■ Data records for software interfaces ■
════════════════════

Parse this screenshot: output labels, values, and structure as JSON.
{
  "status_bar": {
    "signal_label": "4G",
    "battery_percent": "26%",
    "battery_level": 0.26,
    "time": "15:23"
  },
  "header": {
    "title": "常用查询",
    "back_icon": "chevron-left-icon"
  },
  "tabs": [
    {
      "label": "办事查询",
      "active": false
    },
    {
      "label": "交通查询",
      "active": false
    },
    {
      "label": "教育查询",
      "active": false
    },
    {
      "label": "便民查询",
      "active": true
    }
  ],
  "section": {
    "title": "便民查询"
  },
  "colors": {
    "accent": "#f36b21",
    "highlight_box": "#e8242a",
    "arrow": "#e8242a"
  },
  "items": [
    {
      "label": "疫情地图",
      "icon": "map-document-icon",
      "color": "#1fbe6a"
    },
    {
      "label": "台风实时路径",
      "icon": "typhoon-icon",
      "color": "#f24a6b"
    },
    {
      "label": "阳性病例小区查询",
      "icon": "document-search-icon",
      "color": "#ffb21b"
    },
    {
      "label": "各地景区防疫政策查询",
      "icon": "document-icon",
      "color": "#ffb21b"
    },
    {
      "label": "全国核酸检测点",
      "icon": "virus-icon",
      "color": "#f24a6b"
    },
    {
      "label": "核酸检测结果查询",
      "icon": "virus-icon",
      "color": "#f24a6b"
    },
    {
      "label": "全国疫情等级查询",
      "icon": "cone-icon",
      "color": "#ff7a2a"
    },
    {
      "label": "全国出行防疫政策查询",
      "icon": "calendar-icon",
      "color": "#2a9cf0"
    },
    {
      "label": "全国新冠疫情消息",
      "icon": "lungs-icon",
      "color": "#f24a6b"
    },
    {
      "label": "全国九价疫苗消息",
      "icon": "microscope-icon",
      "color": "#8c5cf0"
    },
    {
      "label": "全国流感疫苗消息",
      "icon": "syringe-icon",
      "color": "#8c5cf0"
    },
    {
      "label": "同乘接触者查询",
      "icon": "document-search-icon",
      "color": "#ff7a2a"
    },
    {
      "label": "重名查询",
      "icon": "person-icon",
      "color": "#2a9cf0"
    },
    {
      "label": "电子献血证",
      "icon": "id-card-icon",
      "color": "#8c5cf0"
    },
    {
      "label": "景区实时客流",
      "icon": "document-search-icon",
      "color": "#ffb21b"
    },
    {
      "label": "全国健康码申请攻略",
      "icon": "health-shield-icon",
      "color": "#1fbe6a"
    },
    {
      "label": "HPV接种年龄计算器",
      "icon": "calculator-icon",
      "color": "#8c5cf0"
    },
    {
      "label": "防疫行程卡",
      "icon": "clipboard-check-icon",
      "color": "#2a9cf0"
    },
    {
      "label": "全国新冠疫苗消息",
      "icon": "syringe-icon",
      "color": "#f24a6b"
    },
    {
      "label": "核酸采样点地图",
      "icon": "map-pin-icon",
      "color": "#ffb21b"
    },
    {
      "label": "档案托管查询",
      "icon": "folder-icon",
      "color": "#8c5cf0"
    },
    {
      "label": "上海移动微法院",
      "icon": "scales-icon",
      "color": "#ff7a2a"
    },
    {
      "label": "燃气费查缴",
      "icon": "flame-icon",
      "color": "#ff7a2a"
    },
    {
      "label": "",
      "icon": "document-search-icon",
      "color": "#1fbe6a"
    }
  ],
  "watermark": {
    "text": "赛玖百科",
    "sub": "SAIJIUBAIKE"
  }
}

════════════════════

■ DIRECTIONS FOR THIS TASK ■
Exactly as they appear above, give the entries again.

■ EXPECTED OUTPUT ■
Parse this screenshot: output labels, values, and structure as JSON.
{
  "status_bar": {
    "signal_label": "4G",
    "battery_percent": "26%",
    "battery_level": 0.26,
    "time": "15:23"
  },
  "header": {
    "title": "常用查询",
    "back_icon": "chevron-left-icon"
  },
  "tabs": [
    {
      "label": "办事查询",
      "active": false
    },
    {
      "label": "交通查询",
      "active": false
    },
    {
      "label": "教育查询",
      "active": false
    },
    {
      "label": "便民查询",
      "active": true
    }
  ],
  "section": {
    "title": "便民查询"
  },
  "colors": {
    "accent": "#f36b21",
    "highlight_box": "#e8242a",
    "arrow": "#e8242a"
  },
  "items": [
    {
      "label": "疫情地图",
      "icon": "map-document-icon",
      "color": "#1fbe6a"
    },
    {
      "label": "台风实时路径",
      "icon": "typhoon-icon",
      "color": "#f24a6b"
    },
    {
      "label": "阳性病例小区查询",
      "icon": "document-search-icon",
      "color": "#ffb21b"
    },
    {
      "label": "各地景区防疫政策查询",
      "icon": "document-icon",
      "color": "#ffb21b"
    },
    {
      "label": "全国核酸检测点",
      "icon": "virus-icon",
      "color": "#f24a6b"
    },
    {
      "label": "核酸检测结果查询",
      "icon": "virus-icon",
      "color": "#f24a6b"
    },
    {
      "label": "全国疫情等级查询",
      "icon": "cone-icon",
      "color": "#ff7a2a"
    },
    {
      "label": "全国出行防疫政策查询",
      "icon": "calendar-icon",
      "color": "#2a9cf0"
    },
    {
      "label": "全国新冠疫情消息",
      "icon": "lungs-icon",
      "color": "#f24a6b"
    },
    {
      "label": "全国九价疫苗消息",
      "icon": "microscope-icon",
      "color": "#8c5cf0"
    },
    {
      "label": "全国流感疫苗消息",
      "icon": "syringe-icon",
      "color": "#8c5cf0"
    },
    {
      "label": "同乘接触者查询",
      "icon": "document-search-icon",
      "color": "#ff7a2a"
    },
    {
      "label": "重名查询",
      "icon": "person-icon",
      "color": "#2a9cf0"
    },
    {
      "label": "电子献血证",
      "icon": "id-card-icon",
      "color": "#8c5cf0"
    },
    {
      "label": "景区实时客流",
      "icon": "document-search-icon",
      "color": "#ffb21b"
    },
    {
      "label": "全国健康码申请攻略",
      "icon": "health-shield-icon",
      "color": "#1fbe6a"
    },
    {
      "label": "HPV接种年龄计算器",
      "icon": "calculator-icon",
      "color": "#8c5cf0"
    },
    {
      "label": "防疫行程卡",
      "icon": "clipboard-check-icon",
      "color": "#2a9cf0"
    },
    {
      "label": "全国新冠疫苗消息",
      "icon": "syringe-icon",
      "color": "#f24a6b"
    },
    {
      "label": "核酸采样点地图",
      "icon": "map-pin-icon",
      "color": "#ffb21b"
    },
    {
      "label": "档案托管查询",
      "icon": "folder-icon",
      "color": "#8c5cf0"
    },
    {
      "label": "上海移动微法院",
      "icon": "scales-icon",
      "color": "#ff7a2a"
    },
    {
      "label": "燃气费查缴",
      "icon": "flame-icon",
      "color": "#ff7a2a"
    },
    {
      "label": "",
      "icon": "document-search-icon",
      "color": "#1fbe6a"
    }
  ],
  "watermark": {
    "text": "赛玖百科",
    "sub": "SAIJIUBAIKE"
  }
}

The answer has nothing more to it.